** Start of Information supplied **

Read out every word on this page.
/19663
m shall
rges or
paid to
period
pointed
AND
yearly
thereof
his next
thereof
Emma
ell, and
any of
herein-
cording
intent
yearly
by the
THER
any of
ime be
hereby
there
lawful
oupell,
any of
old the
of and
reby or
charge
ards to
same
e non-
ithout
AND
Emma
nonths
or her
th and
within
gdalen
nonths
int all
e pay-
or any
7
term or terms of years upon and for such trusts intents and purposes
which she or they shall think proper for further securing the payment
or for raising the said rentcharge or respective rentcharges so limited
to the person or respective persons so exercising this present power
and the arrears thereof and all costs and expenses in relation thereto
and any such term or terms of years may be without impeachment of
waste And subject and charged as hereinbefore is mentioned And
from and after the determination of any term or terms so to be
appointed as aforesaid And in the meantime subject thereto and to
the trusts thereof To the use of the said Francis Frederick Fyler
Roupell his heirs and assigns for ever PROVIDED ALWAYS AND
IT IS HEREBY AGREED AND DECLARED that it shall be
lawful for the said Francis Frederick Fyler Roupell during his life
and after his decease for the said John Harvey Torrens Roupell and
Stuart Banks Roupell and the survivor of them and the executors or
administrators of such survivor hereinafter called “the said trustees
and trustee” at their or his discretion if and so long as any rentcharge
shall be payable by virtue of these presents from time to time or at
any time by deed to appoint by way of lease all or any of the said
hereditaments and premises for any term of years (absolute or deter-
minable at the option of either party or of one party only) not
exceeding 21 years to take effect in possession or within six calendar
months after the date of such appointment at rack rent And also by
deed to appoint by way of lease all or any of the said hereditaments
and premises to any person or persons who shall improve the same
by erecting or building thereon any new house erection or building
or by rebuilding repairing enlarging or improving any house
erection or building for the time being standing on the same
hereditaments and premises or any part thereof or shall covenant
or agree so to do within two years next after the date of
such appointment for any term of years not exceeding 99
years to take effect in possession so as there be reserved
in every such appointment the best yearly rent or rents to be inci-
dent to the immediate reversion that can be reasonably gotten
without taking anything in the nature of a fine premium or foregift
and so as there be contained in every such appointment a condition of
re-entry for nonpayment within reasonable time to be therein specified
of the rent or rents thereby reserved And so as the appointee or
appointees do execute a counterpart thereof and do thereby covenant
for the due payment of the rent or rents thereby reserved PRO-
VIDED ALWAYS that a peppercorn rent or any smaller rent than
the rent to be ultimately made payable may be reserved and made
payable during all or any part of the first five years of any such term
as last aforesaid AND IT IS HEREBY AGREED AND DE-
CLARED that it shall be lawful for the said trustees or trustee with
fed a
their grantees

** End of Information supplied **

Exercise details: Repeat all the entries word for word.

Finished task:
Read out every word on this page.
/19663
m shall
rges or
paid to
period
pointed
AND
yearly
thereof
his next
thereof
Emma
ell, and
any of
herein-
cording
intent
yearly
by the
THER
any of
ime be
hereby
there
lawful
oupell,
any of
old the
of and
reby or
charge
ards to
same
e non-
ithout
AND
Emma
nonths
or her
th and
within
gdalen
nonths
int all
e pay-
or any
7
term or terms of years upon and for such trusts intents and purposes
which she or they shall think proper for further securing the payment
or for raising the said rentcharge or respective rentcharges so limited
to the person or respective persons so exercising this present power
and the arrears thereof and all costs and expenses in relation thereto
and any such term or terms of years may be without impeachment of
waste And subject and charged as hereinbefore is mentioned And
from and after the determination of any term or terms so to be
appointed as aforesaid And in the meantime subject thereto and to
the trusts thereof To the use of the said Francis Frederick Fyler
Roupell his heirs and assigns for ever PROVIDED ALWAYS AND
IT IS HEREBY AGREED AND DECLARED that it shall be
lawful for the said Francis Frederick Fyler Roupell during his life
and after his decease for the said John Harvey Torrens Roupell and
Stuart Banks Roupell and the survivor of them and the executors or
administrators of such survivor hereinafter called “the said trustees
and trustee” at their or his discretion if and so long as any rentcharge
shall be payable by virtue of these presents from time to time or at
any time by deed to appoint by way of lease all or any of the said
hereditaments and premises for any term of years (absolute or deter-
minable at the option of either party or of one party only) not
exceeding 21 years to take effect in possession or within six calendar
months after the date of such appointment at rack rent And also by
deed to appoint by way of lease all or any of the said hereditaments
and premises to any person or persons who shall improve the same
by erecting or building thereon any new house erection or building
or by rebuilding repairing enlarging or improving any house
erection or building for the time being standing on the same
hereditaments and premises or any part thereof or shall covenant
or agree so to do within two years next after the date of
such appointment for any term of years not exceeding 99
years to take effect in possession so as there be reserved
in every such appointment the best yearly rent or rents to be inci-
dent to the immediate reversion that can be reasonably gotten
without taking anything in the nature of a fine premium or foregift
and so as there be contained in every such appointment a condition of
re-entry for nonpayment within reasonable time to be therein specified
of the rent or rents thereby reserved And so as the appointee or
appointees do execute a counterpart thereof and do thereby covenant
for the due payment of the rent or rents thereby reserved PRO-
VIDED ALWAYS that a peppercorn rent or any smaller rent than
the rent to be ultimately made payable may be reserved and made
payable during all or any part of the first five years of any such term
as last aforesaid AND IT IS HEREBY AGREED AND DE-
CLARED that it shall be lawful for the said trustees or trustee with
fed a
their grantees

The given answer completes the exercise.